SHORT EXERCISE: All of the material below is to be restated word for word, apart from the pictures.

SUPPLIED DATA:
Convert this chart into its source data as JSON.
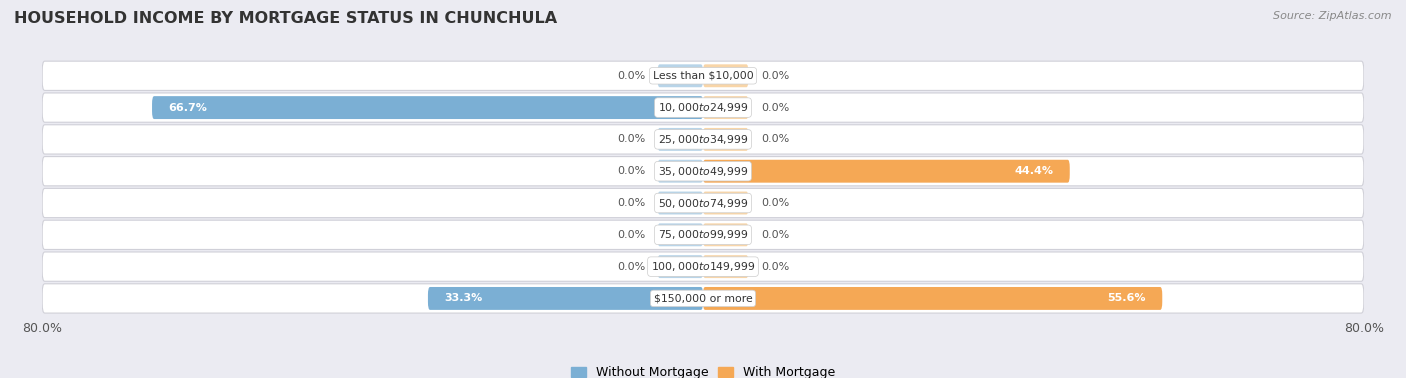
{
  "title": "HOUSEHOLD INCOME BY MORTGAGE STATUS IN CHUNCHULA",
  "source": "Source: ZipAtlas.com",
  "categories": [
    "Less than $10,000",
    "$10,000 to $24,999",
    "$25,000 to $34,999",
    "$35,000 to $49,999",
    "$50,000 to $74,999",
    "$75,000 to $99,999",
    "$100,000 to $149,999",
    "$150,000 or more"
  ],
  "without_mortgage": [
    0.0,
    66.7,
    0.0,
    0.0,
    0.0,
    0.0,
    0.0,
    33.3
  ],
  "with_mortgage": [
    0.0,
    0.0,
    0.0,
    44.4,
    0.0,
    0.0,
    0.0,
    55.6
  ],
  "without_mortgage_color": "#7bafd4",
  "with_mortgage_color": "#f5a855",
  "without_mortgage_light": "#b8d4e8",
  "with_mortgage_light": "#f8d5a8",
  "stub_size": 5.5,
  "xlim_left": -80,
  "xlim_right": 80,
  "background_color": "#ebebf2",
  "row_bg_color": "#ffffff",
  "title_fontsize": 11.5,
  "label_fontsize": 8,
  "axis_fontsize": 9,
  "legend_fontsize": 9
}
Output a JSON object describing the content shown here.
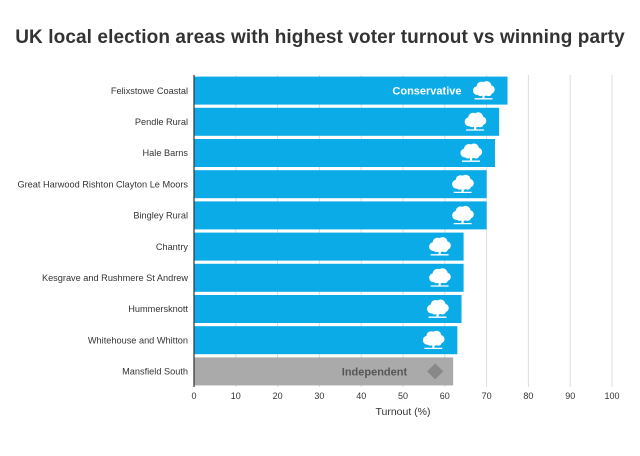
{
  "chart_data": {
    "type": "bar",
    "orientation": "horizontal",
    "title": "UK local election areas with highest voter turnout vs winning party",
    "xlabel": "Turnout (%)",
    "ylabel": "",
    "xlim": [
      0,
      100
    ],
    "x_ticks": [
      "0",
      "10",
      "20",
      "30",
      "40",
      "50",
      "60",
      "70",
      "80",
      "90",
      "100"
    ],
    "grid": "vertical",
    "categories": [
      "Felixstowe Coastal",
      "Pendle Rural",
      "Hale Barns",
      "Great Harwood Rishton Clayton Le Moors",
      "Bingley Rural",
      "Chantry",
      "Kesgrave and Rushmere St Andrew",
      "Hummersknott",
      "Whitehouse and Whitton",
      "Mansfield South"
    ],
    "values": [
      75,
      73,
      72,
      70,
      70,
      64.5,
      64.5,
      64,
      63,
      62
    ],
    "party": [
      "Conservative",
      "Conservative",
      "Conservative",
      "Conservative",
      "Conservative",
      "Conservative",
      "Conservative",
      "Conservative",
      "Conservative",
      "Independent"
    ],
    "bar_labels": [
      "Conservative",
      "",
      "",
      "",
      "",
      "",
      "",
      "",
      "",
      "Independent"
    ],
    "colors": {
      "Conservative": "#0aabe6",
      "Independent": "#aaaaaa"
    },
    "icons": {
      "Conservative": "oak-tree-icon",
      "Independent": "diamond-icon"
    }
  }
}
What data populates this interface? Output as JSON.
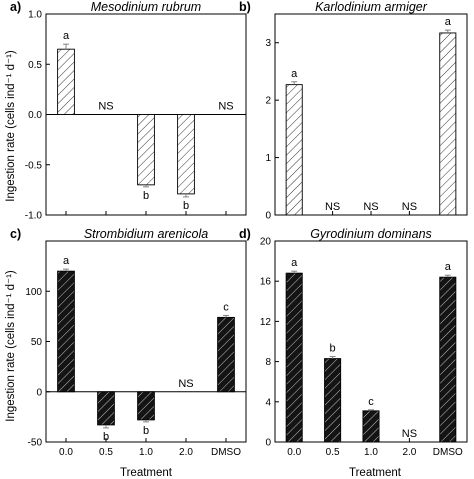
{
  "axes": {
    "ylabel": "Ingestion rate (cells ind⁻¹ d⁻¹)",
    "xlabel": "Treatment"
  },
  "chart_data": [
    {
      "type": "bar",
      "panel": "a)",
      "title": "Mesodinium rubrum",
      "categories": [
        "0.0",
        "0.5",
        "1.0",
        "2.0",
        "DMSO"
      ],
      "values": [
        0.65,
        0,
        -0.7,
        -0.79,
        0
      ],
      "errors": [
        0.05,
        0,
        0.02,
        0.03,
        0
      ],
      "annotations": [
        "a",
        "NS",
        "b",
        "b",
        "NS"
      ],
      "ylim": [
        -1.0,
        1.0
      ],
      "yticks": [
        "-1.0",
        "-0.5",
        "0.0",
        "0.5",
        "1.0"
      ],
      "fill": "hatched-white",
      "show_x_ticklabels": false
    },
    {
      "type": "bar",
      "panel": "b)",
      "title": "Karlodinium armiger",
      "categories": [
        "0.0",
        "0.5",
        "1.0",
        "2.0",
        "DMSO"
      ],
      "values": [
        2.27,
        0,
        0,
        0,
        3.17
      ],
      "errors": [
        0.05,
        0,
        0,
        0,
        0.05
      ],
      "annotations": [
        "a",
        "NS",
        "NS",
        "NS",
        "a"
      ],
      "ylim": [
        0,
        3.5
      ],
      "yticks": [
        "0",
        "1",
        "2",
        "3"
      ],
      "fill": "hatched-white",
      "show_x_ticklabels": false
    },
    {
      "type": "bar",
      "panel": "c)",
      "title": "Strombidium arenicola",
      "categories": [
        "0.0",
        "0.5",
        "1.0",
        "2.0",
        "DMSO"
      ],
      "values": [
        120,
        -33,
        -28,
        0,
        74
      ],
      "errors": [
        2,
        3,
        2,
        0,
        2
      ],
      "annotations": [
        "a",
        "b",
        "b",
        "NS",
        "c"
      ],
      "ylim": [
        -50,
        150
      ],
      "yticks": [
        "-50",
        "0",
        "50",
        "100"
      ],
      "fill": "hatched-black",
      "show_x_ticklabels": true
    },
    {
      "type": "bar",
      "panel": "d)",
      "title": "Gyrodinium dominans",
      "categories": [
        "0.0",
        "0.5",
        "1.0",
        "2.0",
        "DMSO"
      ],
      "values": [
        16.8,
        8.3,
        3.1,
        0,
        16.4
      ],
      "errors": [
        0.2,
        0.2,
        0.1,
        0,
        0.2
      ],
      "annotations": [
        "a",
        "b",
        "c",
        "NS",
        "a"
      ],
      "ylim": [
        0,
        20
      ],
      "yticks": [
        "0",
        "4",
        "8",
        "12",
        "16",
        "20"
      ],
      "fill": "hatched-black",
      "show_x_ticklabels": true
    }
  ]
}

SOLUTION TO THE PROBLEM:
Convert this chart into its source data as JSON.
{
  "title": "HOUSEHOLD INCOME BY MORTGAGE STATUS IN CHUNCHULA",
  "source": "Source: ZipAtlas.com",
  "categories": [
    "Less than $10,000",
    "$10,000 to $24,999",
    "$25,000 to $34,999",
    "$35,000 to $49,999",
    "$50,000 to $74,999",
    "$75,000 to $99,999",
    "$100,000 to $149,999",
    "$150,000 or more"
  ],
  "without_mortgage": [
    0.0,
    66.7,
    0.0,
    0.0,
    0.0,
    0.0,
    0.0,
    33.3
  ],
  "with_mortgage": [
    0.0,
    0.0,
    0.0,
    44.4,
    0.0,
    0.0,
    0.0,
    55.6
  ],
  "without_mortgage_color": "#7bafd4",
  "with_mortgage_color": "#f5a855",
  "without_mortgage_light": "#b8d4e8",
  "with_mortgage_light": "#f8d5a8",
  "stub_size": 5.5,
  "xlim_left": -80,
  "xlim_right": 80,
  "background_color": "#ebebf2",
  "row_bg_color": "#ffffff",
  "title_fontsize": 11.5,
  "label_fontsize": 8,
  "axis_fontsize": 9,
  "legend_fontsize": 9
}
Output a JSON object describing the content shown here.
{
  "chart_data": {
    "type": "bar",
    "orientation": "horizontal",
    "title": "UK local election areas with highest voter turnout vs winning party",
    "xlabel": "Turnout (%)",
    "ylabel": "",
    "xlim": [
      0,
      100
    ],
    "x_ticks": [
      "0",
      "10",
      "20",
      "30",
      "40",
      "50",
      "60",
      "70",
      "80",
      "90",
      "100"
    ],
    "grid": "vertical",
    "categories": [
      "Felixstowe Coastal",
      "Pendle Rural",
      "Hale Barns",
      "Great Harwood Rishton Clayton Le Moors",
      "Bingley Rural",
      "Chantry",
      "Kesgrave and Rushmere St Andrew",
      "Hummersknott",
      "Whitehouse and Whitton",
      "Mansfield South"
    ],
    "values": [
      75,
      73,
      72,
      70,
      70,
      64.5,
      64.5,
      64,
      63,
      62
    ],
    "party": [
      "Conservative",
      "Conservative",
      "Conservative",
      "Conservative",
      "Conservative",
      "Conservative",
      "Conservative",
      "Conservative",
      "Conservative",
      "Independent"
    ],
    "bar_labels": [
      "Conservative",
      "",
      "",
      "",
      "",
      "",
      "",
      "",
      "",
      "Independent"
    ],
    "colors": {
      "Conservative": "#0aabe6",
      "Independent": "#aaaaaa"
    },
    "icons": {
      "Conservative": "oak-tree-icon",
      "Independent": "diamond-icon"
    }
  }
}
What data populates this interface? Output as JSON.
{
  "axes": {
    "ylabel": "Ingestion rate (cells ind⁻¹ d⁻¹)",
    "xlabel": "Treatment"
  },
  "chart_data": [
    {
      "type": "bar",
      "panel": "a)",
      "title": "Mesodinium rubrum",
      "categories": [
        "0.0",
        "0.5",
        "1.0",
        "2.0",
        "DMSO"
      ],
      "values": [
        0.65,
        0,
        -0.7,
        -0.79,
        0
      ],
      "errors": [
        0.05,
        0,
        0.02,
        0.03,
        0
      ],
      "annotations": [
        "a",
        "NS",
        "b",
        "b",
        "NS"
      ],
      "ylim": [
        -1.0,
        1.0
      ],
      "yticks": [
        "-1.0",
        "-0.5",
        "0.0",
        "0.5",
        "1.0"
      ],
      "fill": "hatched-white",
      "show_x_ticklabels": false
    },
    {
      "type": "bar",
      "panel": "b)",
      "title": "Karlodinium armiger",
      "categories": [
        "0.0",
        "0.5",
        "1.0",
        "2.0",
        "DMSO"
      ],
      "values": [
        2.27,
        0,
        0,
        0,
        3.17
      ],
      "errors": [
        0.05,
        0,
        0,
        0,
        0.05
      ],
      "annotations": [
        "a",
        "NS",
        "NS",
        "NS",
        "a"
      ],
      "ylim": [
        0,
        3.5
      ],
      "yticks": [
        "0",
        "1",
        "2",
        "3"
      ],
      "fill": "hatched-white",
      "show_x_ticklabels": false
    },
    {
      "type": "bar",
      "panel": "c)",
      "title": "Strombidium arenicola",
      "categories": [
        "0.0",
        "0.5",
        "1.0",
        "2.0",
        "DMSO"
      ],
      "values": [
        120,
        -33,
        -28,
        0,
        74
      ],
      "errors": [
        2,
        3,
        2,
        0,
        2
      ],
      "annotations": [
        "a",
        "b",
        "b",
        "NS",
        "c"
      ],
      "ylim": [
        -50,
        150
      ],
      "yticks": [
        "-50",
        "0",
        "50",
        "100"
      ],
      "fill": "hatched-black",
      "show_x_ticklabels": true
    },
    {
      "type": "bar",
      "panel": "d)",
      "title": "Gyrodinium dominans",
      "categories": [
        "0.0",
        "0.5",
        "1.0",
        "2.0",
        "DMSO"
      ],
      "values": [
        16.8,
        8.3,
        3.1,
        0,
        16.4
      ],
      "errors": [
        0.2,
        0.2,
        0.1,
        0,
        0.2
      ],
      "annotations": [
        "a",
        "b",
        "c",
        "NS",
        "a"
      ],
      "ylim": [
        0,
        20
      ],
      "yticks": [
        "0",
        "4",
        "8",
        "12",
        "16",
        "20"
      ],
      "fill": "hatched-black",
      "show_x_ticklabels": true
    }
  ]
}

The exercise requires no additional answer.